_PROMPT_
Set the following entries down again exactly, line by line.

Extracts from a graphics dataset
####################

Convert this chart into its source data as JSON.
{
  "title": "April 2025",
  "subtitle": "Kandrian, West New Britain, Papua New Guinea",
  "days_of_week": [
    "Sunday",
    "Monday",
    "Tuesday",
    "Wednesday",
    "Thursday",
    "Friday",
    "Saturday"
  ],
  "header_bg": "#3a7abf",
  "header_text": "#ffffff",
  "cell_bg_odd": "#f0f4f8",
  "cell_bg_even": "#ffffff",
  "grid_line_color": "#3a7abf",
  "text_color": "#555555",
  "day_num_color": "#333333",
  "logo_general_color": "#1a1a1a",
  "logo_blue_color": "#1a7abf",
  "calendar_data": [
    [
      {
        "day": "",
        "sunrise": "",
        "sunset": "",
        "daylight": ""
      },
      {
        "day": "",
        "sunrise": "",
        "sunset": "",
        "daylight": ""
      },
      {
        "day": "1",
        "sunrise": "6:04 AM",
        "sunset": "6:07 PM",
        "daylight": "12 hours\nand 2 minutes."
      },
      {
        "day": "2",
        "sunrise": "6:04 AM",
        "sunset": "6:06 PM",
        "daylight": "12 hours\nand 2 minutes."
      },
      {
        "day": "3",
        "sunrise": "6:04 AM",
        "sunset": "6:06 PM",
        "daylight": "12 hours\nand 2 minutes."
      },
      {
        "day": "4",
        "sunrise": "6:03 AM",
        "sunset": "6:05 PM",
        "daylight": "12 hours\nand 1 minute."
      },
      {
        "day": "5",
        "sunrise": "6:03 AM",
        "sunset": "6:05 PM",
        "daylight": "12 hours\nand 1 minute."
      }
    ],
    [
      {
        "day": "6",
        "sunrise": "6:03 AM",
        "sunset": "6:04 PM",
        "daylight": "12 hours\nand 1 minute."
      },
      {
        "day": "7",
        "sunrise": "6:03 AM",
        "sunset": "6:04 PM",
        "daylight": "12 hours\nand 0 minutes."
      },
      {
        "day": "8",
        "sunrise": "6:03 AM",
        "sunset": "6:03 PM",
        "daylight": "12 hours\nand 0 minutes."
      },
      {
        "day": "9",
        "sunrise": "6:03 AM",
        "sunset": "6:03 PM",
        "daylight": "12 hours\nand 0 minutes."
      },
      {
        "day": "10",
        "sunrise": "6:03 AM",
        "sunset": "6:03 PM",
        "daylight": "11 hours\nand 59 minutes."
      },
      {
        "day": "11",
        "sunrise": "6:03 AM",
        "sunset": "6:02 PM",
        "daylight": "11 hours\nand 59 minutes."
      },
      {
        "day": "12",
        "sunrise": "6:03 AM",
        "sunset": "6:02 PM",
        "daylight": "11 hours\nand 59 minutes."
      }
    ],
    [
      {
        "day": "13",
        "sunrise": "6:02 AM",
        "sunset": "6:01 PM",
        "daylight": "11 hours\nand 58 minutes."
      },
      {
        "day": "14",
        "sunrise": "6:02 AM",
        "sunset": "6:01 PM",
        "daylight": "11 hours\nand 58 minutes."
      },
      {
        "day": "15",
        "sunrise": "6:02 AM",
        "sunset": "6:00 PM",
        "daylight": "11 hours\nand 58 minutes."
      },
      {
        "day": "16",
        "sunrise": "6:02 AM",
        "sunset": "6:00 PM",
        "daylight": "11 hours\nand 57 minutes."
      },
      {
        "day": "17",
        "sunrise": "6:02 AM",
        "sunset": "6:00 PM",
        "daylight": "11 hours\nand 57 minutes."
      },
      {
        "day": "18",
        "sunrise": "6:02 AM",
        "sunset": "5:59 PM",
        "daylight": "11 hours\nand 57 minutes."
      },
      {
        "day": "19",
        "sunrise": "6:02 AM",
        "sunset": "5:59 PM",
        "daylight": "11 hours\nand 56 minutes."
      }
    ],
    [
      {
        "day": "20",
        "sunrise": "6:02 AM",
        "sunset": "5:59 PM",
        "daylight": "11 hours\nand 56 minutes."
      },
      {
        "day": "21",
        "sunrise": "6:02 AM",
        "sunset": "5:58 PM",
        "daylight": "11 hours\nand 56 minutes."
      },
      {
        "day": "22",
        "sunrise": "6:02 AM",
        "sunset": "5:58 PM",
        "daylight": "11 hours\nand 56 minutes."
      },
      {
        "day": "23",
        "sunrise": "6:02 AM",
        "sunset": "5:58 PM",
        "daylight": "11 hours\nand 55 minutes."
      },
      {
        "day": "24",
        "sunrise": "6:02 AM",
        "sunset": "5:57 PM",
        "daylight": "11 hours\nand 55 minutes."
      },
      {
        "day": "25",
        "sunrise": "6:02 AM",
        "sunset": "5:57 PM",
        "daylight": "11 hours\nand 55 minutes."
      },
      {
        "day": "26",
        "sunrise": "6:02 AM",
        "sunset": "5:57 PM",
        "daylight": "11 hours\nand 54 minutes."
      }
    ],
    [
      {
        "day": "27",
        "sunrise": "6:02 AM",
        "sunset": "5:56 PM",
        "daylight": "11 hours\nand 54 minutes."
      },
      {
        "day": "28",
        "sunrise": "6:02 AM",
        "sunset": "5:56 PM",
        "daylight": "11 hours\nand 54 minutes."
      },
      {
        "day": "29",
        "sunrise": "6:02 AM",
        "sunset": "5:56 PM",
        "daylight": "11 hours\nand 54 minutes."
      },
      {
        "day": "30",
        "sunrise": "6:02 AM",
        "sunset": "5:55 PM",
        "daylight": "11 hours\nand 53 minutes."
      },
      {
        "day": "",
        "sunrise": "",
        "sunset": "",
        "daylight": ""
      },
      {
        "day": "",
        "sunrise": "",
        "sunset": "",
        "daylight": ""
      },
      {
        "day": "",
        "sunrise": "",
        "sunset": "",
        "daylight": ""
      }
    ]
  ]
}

####################

_OUTPUT BELOW_
Convert this chart into its source data as JSON.
{
  "title": "April 2025",
  "subtitle": "Kandrian, West New Britain, Papua New Guinea",
  "days_of_week": [
    "Sunday",
    "Monday",
    "Tuesday",
    "Wednesday",
    "Thursday",
    "Friday",
    "Saturday"
  ],
  "header_bg": "#3a7abf",
  "header_text": "#ffffff",
  "cell_bg_odd": "#f0f4f8",
  "cell_bg_even": "#ffffff",
  "grid_line_color": "#3a7abf",
  "text_color": "#555555",
  "day_num_color": "#333333",
  "logo_general_color": "#1a1a1a",
  "logo_blue_color": "#1a7abf",
  "calendar_data": [
    [
      {
        "day": "",
        "sunrise": "",
        "sunset": "",
        "daylight": ""
      },
      {
        "day": "",
        "sunrise": "",
        "sunset": "",
        "daylight": ""
      },
      {
        "day": "1",
        "sunrise": "6:04 AM",
        "sunset": "6:07 PM",
        "daylight": "12 hours\nand 2 minutes."
      },
      {
        "day": "2",
        "sunrise": "6:04 AM",
        "sunset": "6:06 PM",
        "daylight": "12 hours\nand 2 minutes."
      },
      {
        "day": "3",
        "sunrise": "6:04 AM",
        "sunset": "6:06 PM",
        "daylight": "12 hours\nand 2 minutes."
      },
      {
        "day": "4",
        "sunrise": "6:03 AM",
        "sunset": "6:05 PM",
        "daylight": "12 hours\nand 1 minute."
      },
      {
        "day": "5",
        "sunrise": "6:03 AM",
        "sunset": "6:05 PM",
        "daylight": "12 hours\nand 1 minute."
      }
    ],
    [
      {
        "day": "6",
        "sunrise": "6:03 AM",
        "sunset": "6:04 PM",
        "daylight": "12 hours\nand 1 minute."
      },
      {
        "day": "7",
        "sunrise": "6:03 AM",
        "sunset": "6:04 PM",
        "daylight": "12 hours\nand 0 minutes."
      },
      {
        "day": "8",
        "sunrise": "6:03 AM",
        "sunset": "6:03 PM",
        "daylight": "12 hours\nand 0 minutes."
      },
      {
        "day": "9",
        "sunrise": "6:03 AM",
        "sunset": "6:03 PM",
        "daylight": "12 hours\nand 0 minutes."
      },
      {
        "day": "10",
        "sunrise": "6:03 AM",
        "sunset": "6:03 PM",
        "daylight": "11 hours\nand 59 minutes."
      },
      {
        "day": "11",
        "sunrise": "6:03 AM",
        "sunset": "6:02 PM",
        "daylight": "11 hours\nand 59 minutes."
      },
      {
        "day": "12",
        "sunrise": "6:03 AM",
        "sunset": "6:02 PM",
        "daylight": "11 hours\nand 59 minutes."
      }
    ],
    [
      {
        "day": "13",
        "sunrise": "6:02 AM",
        "sunset": "6:01 PM",
        "daylight": "11 hours\nand 58 minutes."
      },
      {
        "day": "14",
        "sunrise": "6:02 AM",
        "sunset": "6:01 PM",
        "daylight": "11 hours\nand 58 minutes."
      },
      {
        "day": "15",
        "sunrise": "6:02 AM",
        "sunset": "6:00 PM",
        "daylight": "11 hours\nand 58 minutes."
      },
      {
        "day": "16",
        "sunrise": "6:02 AM",
        "sunset": "6:00 PM",
        "daylight": "11 hours\nand 57 minutes."
      },
      {
        "day": "17",
        "sunrise": "6:02 AM",
        "sunset": "6:00 PM",
        "daylight": "11 hours\nand 57 minutes."
      },
      {
        "day": "18",
        "sunrise": "6:02 AM",
        "sunset": "5:59 PM",
        "daylight": "11 hours\nand 57 minutes."
      },
      {
        "day": "19",
        "sunrise": "6:02 AM",
        "sunset": "5:59 PM",
        "daylight": "11 hours\nand 56 minutes."
      }
    ],
    [
      {
        "day": "20",
        "sunrise": "6:02 AM",
        "sunset": "5:59 PM",
        "daylight": "11 hours\nand 56 minutes."
      },
      {
        "day": "21",
        "sunrise": "6:02 AM",
        "sunset": "5:58 PM",
        "daylight": "11 hours\nand 56 minutes."
      },
      {
        "day": "22",
        "sunrise": "6:02 AM",
        "sunset": "5:58 PM",
        "daylight": "11 hours\nand 56 minutes."
      },
      {
        "day": "23",
        "sunrise": "6:02 AM",
        "sunset": "5:58 PM",
        "daylight": "11 hours\nand 55 minutes."
      },
      {
        "day": "24",
        "sunrise": "6:02 AM",
        "sunset": "5:57 PM",
        "daylight": "11 hours\nand 55 minutes."
      },
      {
        "day": "25",
        "sunrise": "6:02 AM",
        "sunset": "5:57 PM",
        "daylight": "11 hours\nand 55 minutes."
      },
      {
        "day": "26",
        "sunrise": "6:02 AM",
        "sunset": "5:57 PM",
        "daylight": "11 hours\nand 54 minutes."
      }
    ],
    [
      {
        "day": "27",
        "sunrise": "6:02 AM",
        "sunset": "5:56 PM",
        "daylight": "11 hours\nand 54 minutes."
      },
      {
        "day": "28",
        "sunrise": "6:02 AM",
        "sunset": "5:56 PM",
        "daylight": "11 hours\nand 54 minutes."
      },
      {
        "day": "29",
        "sunrise": "6:02 AM",
        "sunset": "5:56 PM",
        "daylight": "11 hours\nand 54 minutes."
      },
      {
        "day": "30",
        "sunrise": "6:02 AM",
        "sunset": "5:55 PM",
        "daylight": "11 hours\nand 53 minutes."
      },
      {
        "day": "",
        "sunrise": "",
        "sunset": "",
        "daylight": ""
      },
      {
        "day": "",
        "sunrise": "",
        "sunset": "",
        "daylight": ""
      },
      {
        "day": "",
        "sunrise": "",
        "sunset": "",
        "daylight": ""
      }
    ]
  ]
}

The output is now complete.